:: WHAT THE EXERCISE ASKS ::
Rewrite the items from the line with "highlight-row-1: [55, 311, 241, 335]" up to and including the line with "highlight-qty-supply: [561, 311, 641, 335]", replacing "cell-demand" with "cell-qty-demand" and leaving everything else unchanged.

[start SUPPLIED DATA]

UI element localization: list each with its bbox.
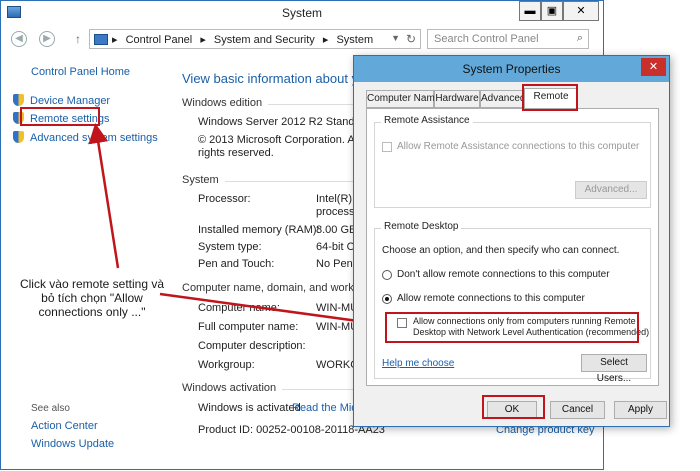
edition-section: Windows edition [182, 97, 469, 109]
forward-arrow-icon[interactable]: ▶ [39, 31, 55, 47]
select-users-button[interactable]: Select Users... [581, 354, 647, 384]
breadcrumb: ▸ Control Panel ▸ System and Security ▸ … [112, 34, 374, 46]
remote-assistance-checkbox-label: Allow Remote Assistance connections to t… [397, 141, 640, 152]
tab-hardware[interactable]: Hardware [434, 90, 480, 108]
maximize-button[interactable]: ▣ [541, 1, 563, 21]
memory-label: Installed memory (RAM): [198, 224, 320, 236]
search-placeholder: Search Control Panel [434, 33, 539, 45]
remote-tab-highlight [522, 84, 578, 111]
nla-checkbox-highlight [385, 312, 639, 343]
advanced-system-settings-link[interactable]: Advanced system settings [13, 131, 158, 144]
advanced-button[interactable]: Advanced... [575, 181, 647, 199]
allow-label: Allow remote connections to this compute… [397, 293, 585, 304]
remote-desktop-group: Remote Desktop Choose an option, and the… [374, 221, 651, 384]
system-properties-dialog: System Properties ✕ Computer Name Hardwa… [353, 55, 670, 427]
up-arrow-icon[interactable]: ↑ [75, 32, 81, 46]
chevron-down-icon[interactable]: ▼ [391, 33, 400, 43]
workgroup-label: Workgroup: [198, 359, 255, 371]
help-me-choose-link[interactable]: Help me choose [382, 358, 454, 369]
control-panel-icon [94, 34, 108, 45]
back-arrow-icon[interactable]: ◀ [11, 31, 27, 47]
system-section: System [182, 174, 423, 186]
dialog-title: System Properties [462, 62, 561, 76]
remote-assistance-group: Remote Assistance Allow Remote Assistanc… [374, 115, 651, 208]
copyright-line2: rights reserved. [198, 147, 274, 159]
window-title: System [281, 6, 322, 20]
tutorial-annotation: Click vào remote setting và bỏ tích chọn… [19, 277, 165, 319]
address-row: ◀ ▶ ↑ ▸ Control Panel ▸ System and Secur… [1, 27, 603, 51]
full-computer-name-label: Full computer name: [198, 321, 299, 333]
apply-button[interactable]: Apply [614, 401, 667, 419]
pen-touch-label: Pen and Touch: [198, 258, 275, 270]
shield-icon [13, 131, 24, 143]
remote-assistance-label: Remote Assistance [381, 115, 473, 126]
remote-desktop-intro: Choose an option, and then specify who c… [382, 245, 620, 256]
device-manager-link[interactable]: Device Manager [13, 94, 110, 107]
dialog-close-button[interactable]: ✕ [641, 58, 666, 76]
cancel-button[interactable]: Cancel [550, 401, 605, 419]
title-bar[interactable]: System ▬ ▣ ✕ [1, 1, 603, 25]
edition-name: Windows Server 2012 R2 Standard [198, 116, 371, 128]
tab-advanced[interactable]: Advanced [480, 90, 525, 108]
search-input[interactable]: Search Control Panel ⌕ [427, 29, 589, 49]
address-bar[interactable]: ▸ Control Panel ▸ System and Security ▸ … [89, 29, 421, 49]
allow-radio[interactable] [382, 294, 392, 304]
crumb-system-security[interactable]: System and Security [214, 34, 315, 46]
processor-label: Processor: [198, 193, 251, 205]
computer-description-label: Computer description: [198, 340, 306, 352]
minimize-button[interactable]: ▬ [519, 1, 541, 21]
page-title: View basic information about y [182, 71, 359, 86]
computer-name-value: WIN-MU [316, 302, 359, 314]
activation-status: Windows is activated [198, 402, 301, 414]
tab-computer-name[interactable]: Computer Name [366, 90, 440, 108]
crumb-control-panel[interactable]: Control Panel [126, 34, 193, 46]
dont-allow-label: Don't allow remote connections to this c… [397, 269, 610, 280]
name-section: Computer name, domain, and workgroup [182, 282, 588, 294]
close-button[interactable]: ✕ [563, 1, 599, 21]
remote-settings-highlight [20, 107, 100, 126]
full-computer-name-value: WIN-MU [316, 321, 359, 333]
remote-desktop-label: Remote Desktop [381, 221, 462, 232]
remote-tab-panel: Remote Assistance Allow Remote Assistanc… [366, 108, 659, 386]
refresh-icon[interactable]: ↻ [406, 32, 416, 46]
activation-section: Windows activation [182, 382, 483, 394]
windows-update-link[interactable]: Windows Update [31, 438, 114, 450]
system-type-label: System type: [198, 241, 262, 253]
action-center-link[interactable]: Action Center [31, 420, 98, 432]
dialog-title-bar[interactable]: System Properties ✕ [354, 56, 669, 82]
computer-name-label: Computer name: [198, 302, 280, 314]
dont-allow-radio[interactable] [382, 270, 392, 280]
see-also-heading: See also [31, 403, 70, 414]
control-panel-home-link[interactable]: Control Panel Home [31, 66, 130, 78]
search-icon[interactable]: ⌕ [577, 32, 583, 45]
memory-value: 8.00 GB [316, 224, 357, 236]
shield-icon [13, 94, 24, 106]
remote-assistance-checkbox[interactable] [382, 142, 392, 152]
crumb-system[interactable]: System [336, 34, 373, 46]
copyright-line1: © 2013 Microsoft Corporation. All [198, 134, 360, 146]
ok-button-highlight [482, 395, 545, 419]
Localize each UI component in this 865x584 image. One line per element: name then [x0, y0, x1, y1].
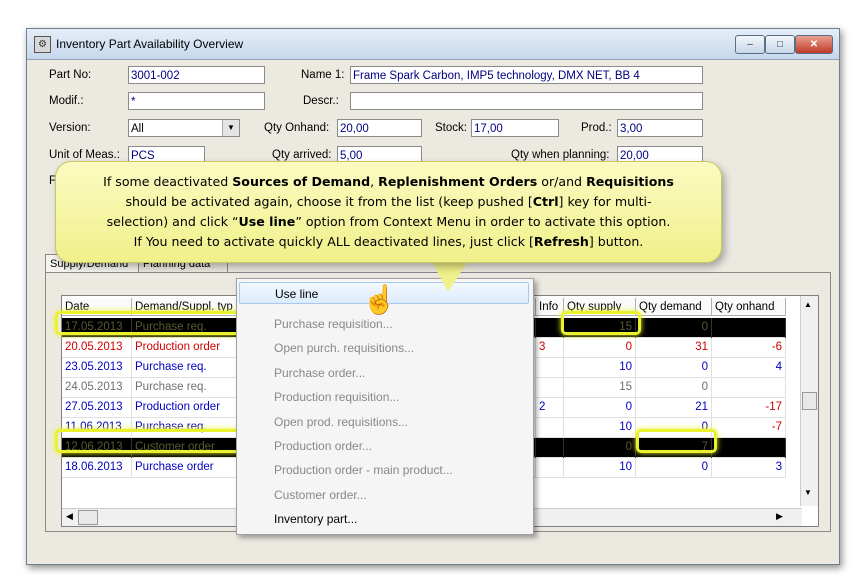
highlight-row-1: [55, 311, 241, 335]
cell-demand: 0: [636, 378, 712, 398]
cell-date: 20.05.2013: [62, 338, 132, 358]
modif-label: Modif.:: [49, 95, 84, 107]
callout-line-1: If some deactivated Sources of Demand, R…: [103, 174, 674, 189]
title-bar[interactable]: ⚙ Inventory Part Availability Overview –…: [27, 29, 839, 60]
chevron-down-icon[interactable]: ▼: [222, 120, 239, 136]
prod-field[interactable]: 3,00: [617, 119, 703, 137]
cell-date: 18.06.2013: [62, 458, 132, 478]
version-label: Version:: [49, 122, 91, 134]
cell-demand: 0: [636, 358, 712, 378]
scroll-right-icon[interactable]: ▶: [776, 511, 783, 522]
qty-onhand-field[interactable]: 20,00: [337, 119, 422, 137]
scroll-left-icon[interactable]: ◀: [66, 511, 73, 522]
qty-arrived-label: Qty arrived:: [272, 149, 332, 161]
context-menu-item[interactable]: Production requisition...: [239, 386, 529, 408]
callout-text: If some deactivated Sources of Demand, R…: [66, 172, 711, 252]
highlight-qty-supply: [561, 311, 641, 335]
context-menu-item[interactable]: Production order...: [239, 435, 529, 457]
maximize-button[interactable]: □: [765, 35, 795, 54]
cell-demand: 0: [636, 318, 712, 338]
cell-onhand: 4: [712, 358, 786, 378]
qty-onhand-label: Qty Onhand:: [264, 122, 330, 134]
cell-onhand: -17: [712, 398, 786, 418]
cell-onhand: 3: [712, 458, 786, 478]
callout-line-4: If You need to activate quickly ALL deac…: [133, 234, 644, 249]
highlight-row-7: [55, 429, 241, 453]
cell-info: [536, 438, 564, 458]
name1-label: Name 1:: [301, 69, 345, 81]
descr-field[interactable]: [350, 92, 703, 110]
scroll-thumb[interactable]: [802, 392, 817, 410]
cell-date: 24.05.2013: [62, 378, 132, 398]
app-icon: ⚙: [34, 36, 51, 53]
vertical-scrollbar[interactable]: ▲ ▼: [800, 296, 818, 506]
cell-supply: 15: [564, 378, 636, 398]
callout-line-3: selection) and click “Use line” option f…: [106, 214, 671, 229]
highlight-qty-demand: [636, 429, 717, 453]
context-menu-item[interactable]: Open purch. requisitions...: [239, 337, 529, 359]
descr-label: Descr.:: [303, 95, 339, 107]
hscroll-thumb[interactable]: [78, 510, 98, 525]
cell-onhand: [712, 438, 786, 458]
context-menu-item[interactable]: Open prod. requisitions...: [239, 411, 529, 433]
context-menu-item[interactable]: Purchase requisition...: [239, 313, 529, 335]
scroll-up-icon[interactable]: ▲: [804, 300, 812, 309]
cell-supply: 0: [564, 398, 636, 418]
callout-pointer: [430, 258, 470, 292]
stock-field[interactable]: 17,00: [471, 119, 559, 137]
scroll-down-icon[interactable]: ▼: [804, 488, 812, 497]
version-combo[interactable]: All ▼: [128, 119, 240, 137]
qty-planning-label: Qty when planning:: [511, 149, 610, 161]
close-button[interactable]: ✕: [795, 35, 833, 54]
cell-supply: 0: [564, 438, 636, 458]
context-menu-item[interactable]: Production order - main product...: [239, 459, 529, 481]
context-menu-item[interactable]: Inventory part...: [239, 508, 529, 530]
context-menu-item[interactable]: Customer order...: [239, 484, 529, 506]
uom-label: Unit of Meas.:: [49, 149, 120, 161]
version-value: All: [131, 123, 144, 135]
cell-onhand: -6: [712, 338, 786, 358]
col-header-info[interactable]: Info: [536, 298, 564, 316]
cell-demand: 31: [636, 338, 712, 358]
cell-onhand: [712, 378, 786, 398]
cell-info: [536, 418, 564, 438]
cell-onhand: [712, 318, 786, 338]
hand-cursor-icon: ☝: [362, 284, 397, 315]
cell-info: 3: [536, 338, 564, 358]
window-title: Inventory Part Availability Overview: [56, 37, 244, 51]
cell-info: [536, 318, 564, 338]
cell-supply: 10: [564, 358, 636, 378]
cell-supply: 0: [564, 338, 636, 358]
instruction-callout: If some deactivated Sources of Demand, R…: [55, 161, 722, 263]
callout-line-2: should be activated again, choose it fro…: [125, 194, 652, 209]
cell-demand: 0: [636, 458, 712, 478]
context-menu: Use line Purchase requisition... Open purc…: [236, 278, 534, 535]
cell-supply: 10: [564, 458, 636, 478]
part-no-label: Part No:: [49, 69, 92, 81]
cell-date: 27.05.2013: [62, 398, 132, 418]
part-no-field[interactable]: 3001-002: [128, 66, 265, 84]
col-header-qty-demand[interactable]: Qty demand: [636, 298, 712, 316]
prod-label: Prod.:: [581, 122, 612, 134]
cell-info: 2: [536, 398, 564, 418]
modif-field[interactable]: *: [128, 92, 265, 110]
context-menu-item[interactable]: Purchase order...: [239, 362, 529, 384]
cell-supply: 10: [564, 418, 636, 438]
stock-label: Stock:: [435, 122, 467, 134]
cell-info: [536, 358, 564, 378]
name1-field[interactable]: Frame Spark Carbon, IMP5 technology, DMX…: [350, 66, 703, 84]
cell-info: [536, 378, 564, 398]
cell-date: 23.05.2013: [62, 358, 132, 378]
cell-demand: 21: [636, 398, 712, 418]
cell-onhand: -7: [712, 418, 786, 438]
cell-info: [536, 458, 564, 478]
minimize-button[interactable]: –: [735, 35, 765, 54]
col-header-qty-onhand[interactable]: Qty onhand: [712, 298, 786, 316]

[end SUPPLIED DATA]

:: RESPONSE TO THIS TASK ::
highlight-row-1: [55, 311, 241, 335]
cell-qty-demand: 0: [636, 378, 712, 398]
cell-date: 20.05.2013: [62, 338, 132, 358]
modif-label: Modif.:: [49, 95, 84, 107]
callout-line-1: If some deactivated Sources of Demand, R…: [103, 174, 674, 189]
title-bar[interactable]: ⚙ Inventory Part Availability Overview –…: [27, 29, 839, 60]
chevron-down-icon[interactable]: ▼: [222, 120, 239, 136]
prod-field[interactable]: 3,00: [617, 119, 703, 137]
cell-date: 18.06.2013: [62, 458, 132, 478]
version-label: Version:: [49, 122, 91, 134]
cell-qty-demand: 0: [636, 358, 712, 378]
scroll-right-icon[interactable]: ▶: [776, 511, 783, 522]
qty-onhand-field[interactable]: 20,00: [337, 119, 422, 137]
scroll-left-icon[interactable]: ◀: [66, 511, 73, 522]
qty-arrived-label: Qty arrived:: [272, 149, 332, 161]
context-menu-item[interactable]: Production requisition...: [239, 386, 529, 408]
callout-text: If some deactivated Sources of Demand, R…: [66, 172, 711, 252]
highlight-qty-supply: [561, 311, 641, 335]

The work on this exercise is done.